Exercise directions -> Return each line of the records with nothing changed, pictures excepted.

Record list ->

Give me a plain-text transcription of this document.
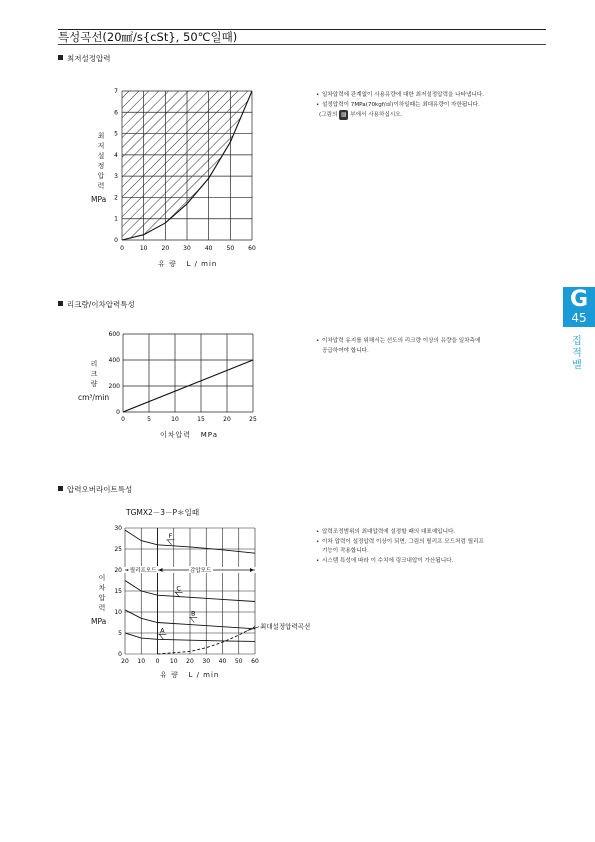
특성곡선(20㎟/s{cSt}, 50℃일때)
최저설정압력
최
저
설
정
압
력
MPa
0	10 20 30 40 50 60
0
1
2
3
4
5
6
7
유 량 L / min
• 일차압력에 관계없이 사용유량에 대한 최저설정압력을 나타냅니다.
• 설정압력이 7MPa(70kgf/㎠)이하일때는 최대유량이 자한됩니다.
(그림의 ▨ 부에서 사용하십시오.
리크량/이차압력특성
리
크
량
cm³/min
0	5	10	15	20	25
0
200
400
600
이차압력 MPa
• 이차압력 유지를 위해서는 선도의 리크량 이상의 유량을 일차측에
공급하여야 합니다.
압력오버라이트특성
TGMX2－3－P＊일때
이
차
압
력
MPa
20 10 0 10 20 30 40 50 60
0
5
10
15
20
25
30
릴리프모드	감압모드
F
C
B
A	최대설정압력곡선
유 량 L / min
• 압력조정범위의 최대압력에 설정할 때의 대표예입니다.
• 이차 압력이 설정압력 이상이 되면, 그림의 릴리프 모드처럼 릴리프
기능이 작용합니다.
• 시스템 특성에 따라 이 수치에 링크내압이 가산됩니다.
G
45
집
적
밸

Solution to the problem ->
Give me a plain-text transcription of this document.
특성곡선(20㎟/s{cSt}, 50℃일때)
최저설정압력
최
저
설
정
압
력
MPa
0	10 20 30 40 50 60
0
1
2
3
4
5
6
7
유 량 L / min
• 일차압력에 관계없이 사용유량에 대한 최저설정압력을 나타냅니다.
• 설정압력이 7MPa(70kgf/㎠)이하일때는 최대유량이 자한됩니다.
(그림의 ▨ 부에서 사용하십시오.
리크량/이차압력특성
리
크
량
cm³/min
0	5	10	15	20	25
0
200
400
600
이차압력 MPa
• 이차압력 유지를 위해서는 선도의 리크량 이상의 유량을 일차측에
공급하여야 합니다.
압력오버라이트특성
TGMX2－3－P＊일때
이
차
압
력
MPa
20 10 0 10 20 30 40 50 60
0
5
10
15
20
25
30
릴리프모드	감압모드
F
C
B
A	최대설정압력곡선
유 량 L / min
• 압력조정범위의 최대압력에 설정할 때의 대표예입니다.
• 이차 압력이 설정압력 이상이 되면, 그림의 릴리프 모드처럼 릴리프
기능이 작용합니다.
• 시스템 특성에 따라 이 수치에 링크내압이 가산됩니다.
G
45
집
적
밸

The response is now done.